WHAT THE TASK REQUIRES: Transcribe the lines below verbatim, skipping the images.

SUPPLIED MATERIAL:
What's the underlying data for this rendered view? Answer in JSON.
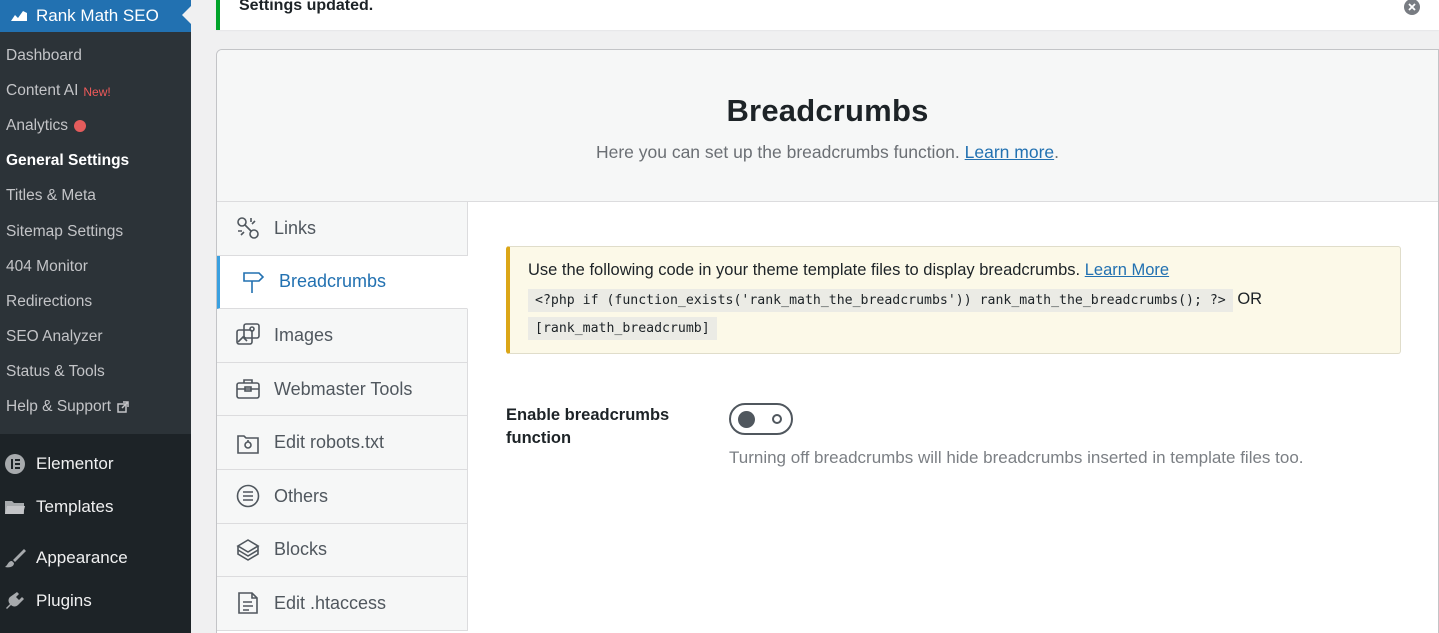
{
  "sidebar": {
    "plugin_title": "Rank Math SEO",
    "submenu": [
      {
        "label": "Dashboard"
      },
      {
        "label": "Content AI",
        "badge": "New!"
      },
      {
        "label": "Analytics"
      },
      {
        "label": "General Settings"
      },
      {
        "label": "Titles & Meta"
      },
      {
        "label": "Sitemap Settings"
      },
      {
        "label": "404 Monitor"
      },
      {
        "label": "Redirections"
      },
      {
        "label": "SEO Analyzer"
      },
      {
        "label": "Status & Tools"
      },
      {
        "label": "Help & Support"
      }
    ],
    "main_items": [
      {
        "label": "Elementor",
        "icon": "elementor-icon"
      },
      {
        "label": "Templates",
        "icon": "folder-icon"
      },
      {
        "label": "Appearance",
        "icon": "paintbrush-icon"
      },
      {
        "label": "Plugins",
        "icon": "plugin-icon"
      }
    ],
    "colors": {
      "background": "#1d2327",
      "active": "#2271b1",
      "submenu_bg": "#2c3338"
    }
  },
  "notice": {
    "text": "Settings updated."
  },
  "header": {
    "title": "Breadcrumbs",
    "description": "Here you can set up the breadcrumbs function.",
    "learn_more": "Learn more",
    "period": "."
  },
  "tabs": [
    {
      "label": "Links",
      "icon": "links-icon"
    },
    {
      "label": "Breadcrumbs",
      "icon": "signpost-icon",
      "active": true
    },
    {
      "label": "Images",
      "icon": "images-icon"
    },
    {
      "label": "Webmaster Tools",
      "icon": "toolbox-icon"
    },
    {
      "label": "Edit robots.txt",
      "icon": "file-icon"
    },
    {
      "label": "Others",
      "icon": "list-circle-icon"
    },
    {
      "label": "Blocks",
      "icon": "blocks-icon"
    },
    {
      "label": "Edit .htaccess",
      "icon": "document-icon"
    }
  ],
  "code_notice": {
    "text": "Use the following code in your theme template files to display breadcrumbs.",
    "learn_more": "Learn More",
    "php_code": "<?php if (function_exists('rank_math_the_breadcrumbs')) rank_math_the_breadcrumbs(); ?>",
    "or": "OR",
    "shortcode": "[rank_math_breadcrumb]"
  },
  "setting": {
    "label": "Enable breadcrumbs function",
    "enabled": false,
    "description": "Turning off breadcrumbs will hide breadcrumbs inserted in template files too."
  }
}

SOLUTION TO THIS EXERCISE:
What's the underlying data for this rendered view? Answer in JSON.
{
  "sidebar": {
    "plugin_title": "Rank Math SEO",
    "submenu": [
      {
        "label": "Dashboard"
      },
      {
        "label": "Content AI",
        "badge": "New!"
      },
      {
        "label": "Analytics"
      },
      {
        "label": "General Settings"
      },
      {
        "label": "Titles & Meta"
      },
      {
        "label": "Sitemap Settings"
      },
      {
        "label": "404 Monitor"
      },
      {
        "label": "Redirections"
      },
      {
        "label": "SEO Analyzer"
      },
      {
        "label": "Status & Tools"
      },
      {
        "label": "Help & Support"
      }
    ],
    "main_items": [
      {
        "label": "Elementor",
        "icon": "elementor-icon"
      },
      {
        "label": "Templates",
        "icon": "folder-icon"
      },
      {
        "label": "Appearance",
        "icon": "paintbrush-icon"
      },
      {
        "label": "Plugins",
        "icon": "plugin-icon"
      }
    ],
    "colors": {
      "background": "#1d2327",
      "active": "#2271b1",
      "submenu_bg": "#2c3338"
    }
  },
  "notice": {
    "text": "Settings updated."
  },
  "header": {
    "title": "Breadcrumbs",
    "description": "Here you can set up the breadcrumbs function.",
    "learn_more": "Learn more",
    "period": "."
  },
  "tabs": [
    {
      "label": "Links",
      "icon": "links-icon"
    },
    {
      "label": "Breadcrumbs",
      "icon": "signpost-icon",
      "active": true
    },
    {
      "label": "Images",
      "icon": "images-icon"
    },
    {
      "label": "Webmaster Tools",
      "icon": "toolbox-icon"
    },
    {
      "label": "Edit robots.txt",
      "icon": "file-icon"
    },
    {
      "label": "Others",
      "icon": "list-circle-icon"
    },
    {
      "label": "Blocks",
      "icon": "blocks-icon"
    },
    {
      "label": "Edit .htaccess",
      "icon": "document-icon"
    }
  ],
  "code_notice": {
    "text": "Use the following code in your theme template files to display breadcrumbs.",
    "learn_more": "Learn More",
    "php_code": "<?php if (function_exists('rank_math_the_breadcrumbs')) rank_math_the_breadcrumbs(); ?>",
    "or": "OR",
    "shortcode": "[rank_math_breadcrumb]"
  },
  "setting": {
    "label": "Enable breadcrumbs function",
    "enabled": false,
    "description": "Turning off breadcrumbs will hide breadcrumbs inserted in template files too."
  }
}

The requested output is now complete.